* _EXERCISE TASK_
Read the listing and extract each line that includes the word "this".

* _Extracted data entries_
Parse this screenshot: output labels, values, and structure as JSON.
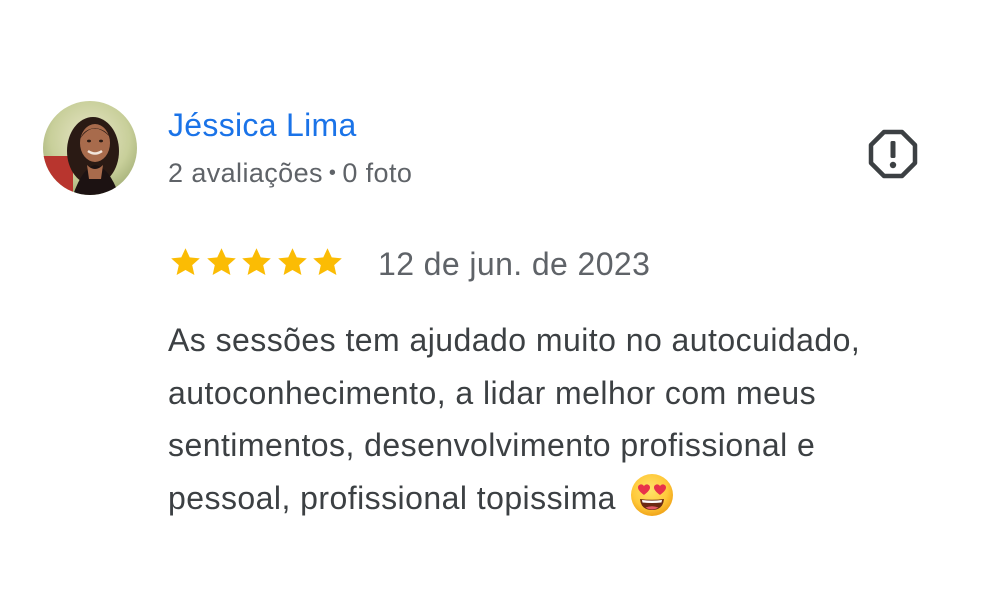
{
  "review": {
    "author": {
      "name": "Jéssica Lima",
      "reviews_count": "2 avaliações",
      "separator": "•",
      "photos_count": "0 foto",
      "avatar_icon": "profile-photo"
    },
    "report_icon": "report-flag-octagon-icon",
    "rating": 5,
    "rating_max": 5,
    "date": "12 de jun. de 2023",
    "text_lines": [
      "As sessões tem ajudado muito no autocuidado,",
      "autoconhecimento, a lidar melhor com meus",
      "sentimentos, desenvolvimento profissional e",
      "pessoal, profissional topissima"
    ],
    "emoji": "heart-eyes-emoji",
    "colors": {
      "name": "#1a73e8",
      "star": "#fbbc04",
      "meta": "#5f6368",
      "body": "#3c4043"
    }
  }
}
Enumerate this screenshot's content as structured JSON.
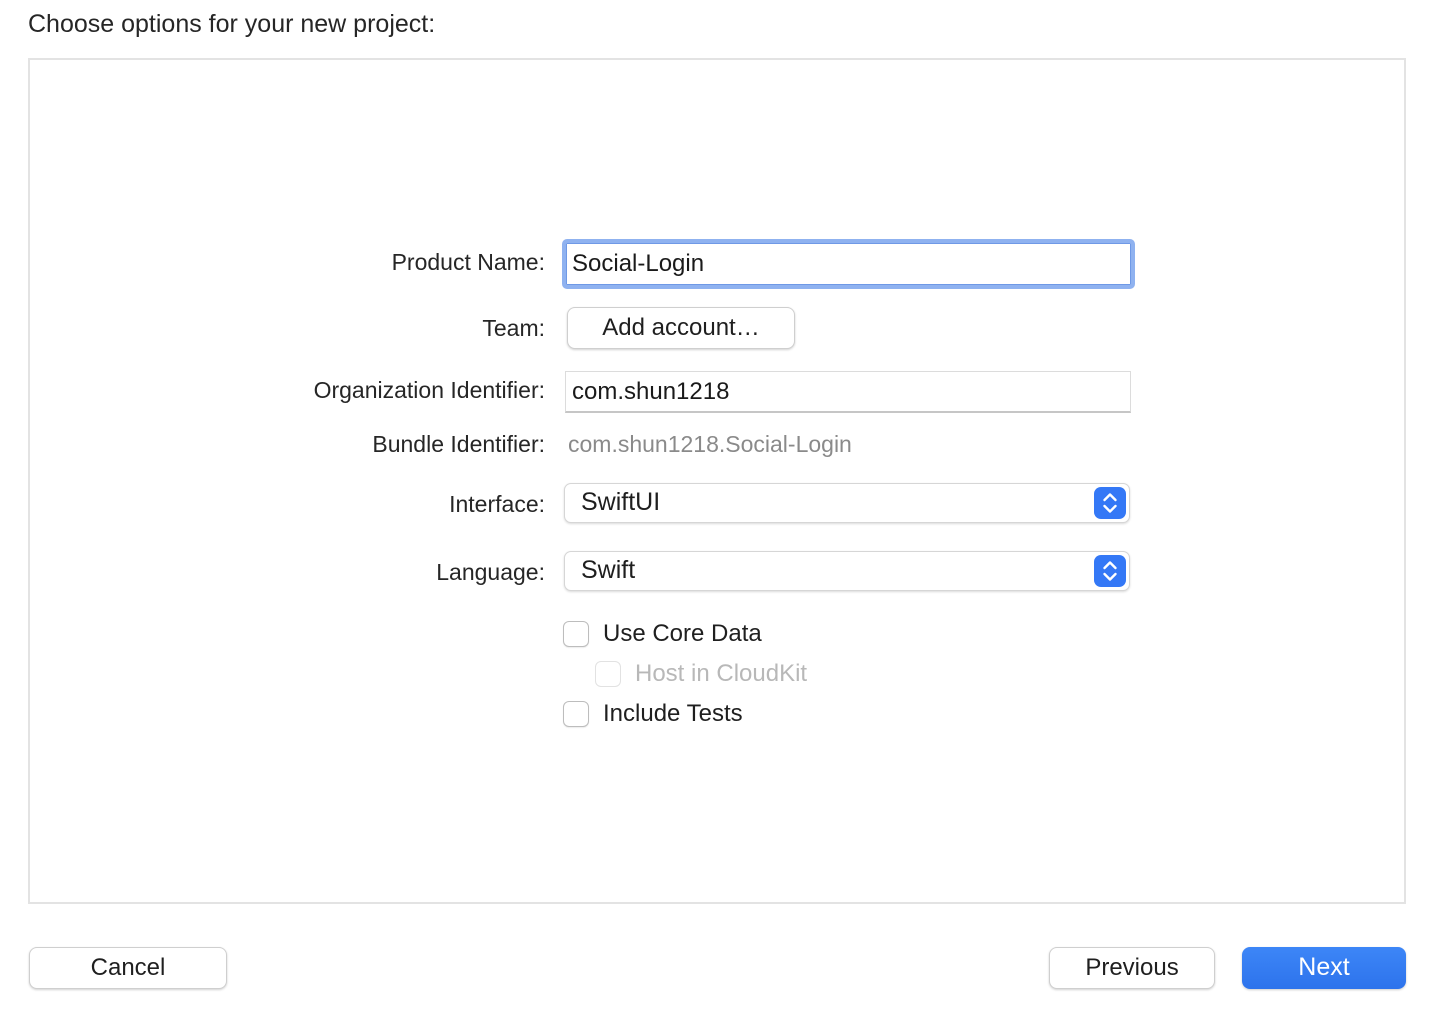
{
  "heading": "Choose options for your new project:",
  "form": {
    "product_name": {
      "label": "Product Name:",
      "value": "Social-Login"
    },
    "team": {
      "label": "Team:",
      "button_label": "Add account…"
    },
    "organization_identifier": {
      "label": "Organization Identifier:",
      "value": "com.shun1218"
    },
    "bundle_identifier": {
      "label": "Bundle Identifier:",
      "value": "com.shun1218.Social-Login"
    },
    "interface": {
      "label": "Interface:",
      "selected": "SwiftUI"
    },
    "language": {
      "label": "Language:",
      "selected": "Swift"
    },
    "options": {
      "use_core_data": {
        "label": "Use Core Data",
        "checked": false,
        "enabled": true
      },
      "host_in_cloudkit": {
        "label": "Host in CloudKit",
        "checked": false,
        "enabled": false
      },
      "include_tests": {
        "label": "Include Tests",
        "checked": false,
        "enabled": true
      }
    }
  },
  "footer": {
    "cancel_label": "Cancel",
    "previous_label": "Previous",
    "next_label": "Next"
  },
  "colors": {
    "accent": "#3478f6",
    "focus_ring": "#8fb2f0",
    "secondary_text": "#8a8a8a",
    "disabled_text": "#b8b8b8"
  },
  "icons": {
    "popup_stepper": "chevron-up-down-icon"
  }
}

--

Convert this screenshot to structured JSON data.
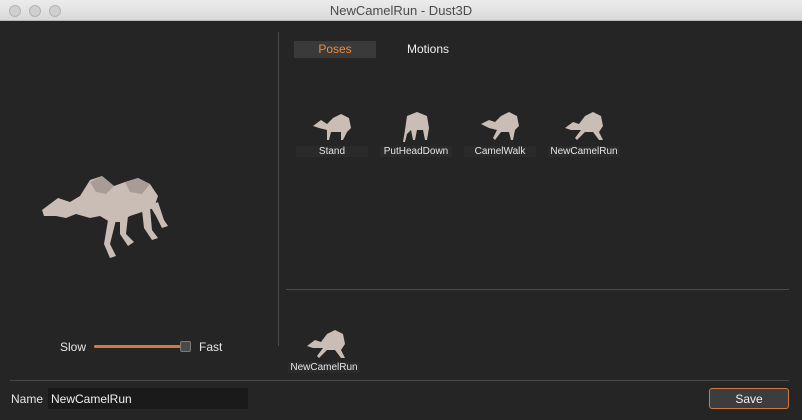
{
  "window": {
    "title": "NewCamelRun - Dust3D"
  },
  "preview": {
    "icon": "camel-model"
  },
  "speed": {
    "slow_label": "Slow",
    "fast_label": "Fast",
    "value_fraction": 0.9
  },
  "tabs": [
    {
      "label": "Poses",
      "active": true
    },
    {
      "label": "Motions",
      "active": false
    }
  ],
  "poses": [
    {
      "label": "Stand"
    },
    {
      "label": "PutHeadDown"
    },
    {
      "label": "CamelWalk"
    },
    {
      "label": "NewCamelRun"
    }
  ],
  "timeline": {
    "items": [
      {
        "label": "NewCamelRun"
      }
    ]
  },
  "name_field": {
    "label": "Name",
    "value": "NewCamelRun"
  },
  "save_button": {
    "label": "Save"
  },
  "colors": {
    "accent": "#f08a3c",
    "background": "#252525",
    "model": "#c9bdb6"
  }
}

* _TASK RESPONSE_
Parse this screenshot: output labels, values, and structure as JSON.
Enumerate this screenshot's content as structured JSON.
Convert this screenshot to structured JSON data.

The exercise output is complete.